● Reading text:
□ □ □ □
I am in the process of learning Cassandra as an alternative to SQL databases for one of the projects I am working for, that involves Big Data.
For the purpose of learning, I've been watching the videos offered by DataStax, more specifically DS220 which covers modeling data in Cassandra.
While watching one of the videos in the course series I was introduced to the concept of splitting partitions to manage partition size.
My current understanding is that Cassandra has a max logical capacity of 2B entries per partition, but a suggested max of a couple 100s MB per partition.
I'm currently dealing with large amounts of real-time financial data that I must store (time series), meaning I can easily fill out GBs worth of data in a day.
The video course talks about introducing an additional partition key in order to split a partition with the purpose or reducing the size per partition requirement.
The video pointed out to using either a time based key or an arbitrary "bucket" key that gets incremented when the number of manageable rows has been reached.
With that in mind, this led me to the following problem: given that partition keys are only used as equality criteria (ie. point to the partition to find records), how do I find all the records that end up being spread across multiple partitions without having to specify either the bucket or timestamp key?
For example, I may receive 1M records in a single day, which would likely go over the 100-500Mb partition limit, so I wouldn't be able to set a partition on a per date basis, that means that my daily data would be broken down into hourly partitions, or alternatively, into "bucketed" partitions (for balanced partition sizes). This means that all my daily data would be spread across multiple partitions splits.
Given this scenario, how do I go about querying for all records for a given day? (additional clustering keys could include a symbol for which I want to have the results for, or I want all the records for that specific day)
□ □ □ □
● Record excerpts:
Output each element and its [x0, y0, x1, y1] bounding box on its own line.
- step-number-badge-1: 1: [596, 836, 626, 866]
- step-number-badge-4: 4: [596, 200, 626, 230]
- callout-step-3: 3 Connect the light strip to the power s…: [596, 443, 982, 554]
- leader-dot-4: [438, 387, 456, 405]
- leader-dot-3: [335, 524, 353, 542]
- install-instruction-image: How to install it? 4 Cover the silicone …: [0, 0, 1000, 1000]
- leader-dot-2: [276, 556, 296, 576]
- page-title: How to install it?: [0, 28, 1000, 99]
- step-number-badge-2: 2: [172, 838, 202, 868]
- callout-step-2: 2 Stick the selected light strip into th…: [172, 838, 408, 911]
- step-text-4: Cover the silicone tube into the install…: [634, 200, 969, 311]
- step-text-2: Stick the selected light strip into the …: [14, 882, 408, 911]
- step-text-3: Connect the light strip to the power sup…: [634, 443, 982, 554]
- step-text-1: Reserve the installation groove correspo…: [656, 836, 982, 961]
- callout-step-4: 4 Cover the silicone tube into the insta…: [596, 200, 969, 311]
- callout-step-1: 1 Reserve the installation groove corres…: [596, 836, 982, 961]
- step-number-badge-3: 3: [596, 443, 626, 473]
□ □ □ □
● Complete the following:
A. In the text on Cassandra partitions, swap "video" for "lecture" and write out the passage starting at "The video course" and ending at "or timestamp key?".
B. In the text on Cassandra partitions, which DataStax course covers modeling data in Cassandra?
C. Using the wording of the text on Cassandra partitions, list every kind of key it names.

● Solutions in order:
A.
The lecture course talks about introducing an additional partition key in order to split a partition with the purpose or reducing the size per partition requirement.
The lecture pointed out to using either a time based key or an arbitrary "bucket" key that gets incremented when the number of manageable rows has been reached.
With that in mind, this led me to the following problem: given that partition keys are only used as equality criteria (ie. point to the partition to find records), how do I find all the records that end up being spread across multiple partitions without having to specify either the bucket or timestamp key?

B. DS220

C.
partition key
time based key
"bucket" key
timestamp key
clustering keys